• **Extracted data**
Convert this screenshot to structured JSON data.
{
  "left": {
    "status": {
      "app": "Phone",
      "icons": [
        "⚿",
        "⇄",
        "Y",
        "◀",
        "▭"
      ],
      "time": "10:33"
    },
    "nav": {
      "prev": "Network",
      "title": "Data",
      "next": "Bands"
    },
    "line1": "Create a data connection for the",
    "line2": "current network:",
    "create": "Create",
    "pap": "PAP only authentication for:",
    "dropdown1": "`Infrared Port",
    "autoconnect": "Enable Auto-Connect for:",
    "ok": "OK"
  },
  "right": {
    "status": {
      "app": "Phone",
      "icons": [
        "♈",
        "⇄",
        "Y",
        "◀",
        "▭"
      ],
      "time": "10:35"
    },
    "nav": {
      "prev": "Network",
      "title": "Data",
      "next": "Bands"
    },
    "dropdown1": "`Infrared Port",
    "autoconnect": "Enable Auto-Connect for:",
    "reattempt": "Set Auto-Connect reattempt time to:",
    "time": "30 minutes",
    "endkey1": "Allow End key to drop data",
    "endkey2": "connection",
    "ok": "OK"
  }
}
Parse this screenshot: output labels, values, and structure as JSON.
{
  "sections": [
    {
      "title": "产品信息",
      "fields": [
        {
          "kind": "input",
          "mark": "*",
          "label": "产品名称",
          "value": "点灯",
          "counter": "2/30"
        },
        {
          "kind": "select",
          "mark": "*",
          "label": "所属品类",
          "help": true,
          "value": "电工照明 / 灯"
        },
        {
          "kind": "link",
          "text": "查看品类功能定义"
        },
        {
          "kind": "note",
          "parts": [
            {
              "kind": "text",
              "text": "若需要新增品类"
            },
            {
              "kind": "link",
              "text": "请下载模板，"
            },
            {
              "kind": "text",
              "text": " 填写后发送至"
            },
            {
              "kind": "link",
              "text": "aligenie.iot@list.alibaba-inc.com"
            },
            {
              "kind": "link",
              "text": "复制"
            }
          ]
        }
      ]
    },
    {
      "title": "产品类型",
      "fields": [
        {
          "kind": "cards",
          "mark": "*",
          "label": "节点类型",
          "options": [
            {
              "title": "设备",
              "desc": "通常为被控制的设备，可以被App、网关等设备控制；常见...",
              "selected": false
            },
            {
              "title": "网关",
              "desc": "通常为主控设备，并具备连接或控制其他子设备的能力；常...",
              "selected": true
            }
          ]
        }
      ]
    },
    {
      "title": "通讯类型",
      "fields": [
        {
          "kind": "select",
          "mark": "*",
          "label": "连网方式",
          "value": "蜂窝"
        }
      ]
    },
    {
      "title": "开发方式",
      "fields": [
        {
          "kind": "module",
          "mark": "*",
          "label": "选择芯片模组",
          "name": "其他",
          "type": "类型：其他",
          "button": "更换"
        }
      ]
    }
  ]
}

• **Exercise goal**
Restate all of the entries exactly, please.

• **Complete response**
Convert this screenshot to structured JSON data.
{
  "left": {
    "status": {
      "app": "Phone",
      "icons": [
        "⚿",
        "⇄",
        "Y",
        "◀",
        "▭"
      ],
      "time": "10:33"
    },
    "nav": {
      "prev": "Network",
      "title": "Data",
      "next": "Bands"
    },
    "line1": "Create a data connection for the",
    "line2": "current network:",
    "create": "Create",
    "pap": "PAP only authentication for:",
    "dropdown1": "`Infrared Port",
    "autoconnect": "Enable Auto-Connect for:",
    "ok": "OK"
  },
  "right": {
    "status": {
      "app": "Phone",
      "icons": [
        "♈",
        "⇄",
        "Y",
        "◀",
        "▭"
      ],
      "time": "10:35"
    },
    "nav": {
      "prev": "Network",
      "title": "Data",
      "next": "Bands"
    },
    "dropdown1": "`Infrared Port",
    "autoconnect": "Enable Auto-Connect for:",
    "reattempt": "Set Auto-Connect reattempt time to:",
    "time": "30 minutes",
    "endkey1": "Allow End key to drop data",
    "endkey2": "connection",
    "ok": "OK"
  }
}
Parse this screenshot: output labels, values, and structure as JSON.
{
  "sections": [
    {
      "title": "产品信息",
      "fields": [
        {
          "kind": "input",
          "mark": "*",
          "label": "产品名称",
          "value": "点灯",
          "counter": "2/30"
        },
        {
          "kind": "select",
          "mark": "*",
          "label": "所属品类",
          "help": true,
          "value": "电工照明 / 灯"
        },
        {
          "kind": "link",
          "text": "查看品类功能定义"
        },
        {
          "kind": "note",
          "parts": [
            {
              "kind": "text",
              "text": "若需要新增品类"
            },
            {
              "kind": "link",
              "text": "请下载模板，"
            },
            {
              "kind": "text",
              "text": " 填写后发送至"
            },
            {
              "kind": "link",
              "text": "aligenie.iot@list.alibaba-inc.com"
            },
            {
              "kind": "link",
              "text": "复制"
            }
          ]
        }
      ]
    },
    {
      "title": "产品类型",
      "fields": [
        {
          "kind": "cards",
          "mark": "*",
          "label": "节点类型",
          "options": [
            {
              "title": "设备",
              "desc": "通常为被控制的设备，可以被App、网关等设备控制；常见...",
              "selected": false
            },
            {
              "title": "网关",
              "desc": "通常为主控设备，并具备连接或控制其他子设备的能力；常...",
              "selected": true
            }
          ]
        }
      ]
    },
    {
      "title": "通讯类型",
      "fields": [
        {
          "kind": "select",
          "mark": "*",
          "label": "连网方式",
          "value": "蜂窝"
        }
      ]
    },
    {
      "title": "开发方式",
      "fields": [
        {
          "kind": "module",
          "mark": "*",
          "label": "选择芯片模组",
          "name": "其他",
          "type": "类型：其他",
          "button": "更换"
        }
      ]
    }
  ]
}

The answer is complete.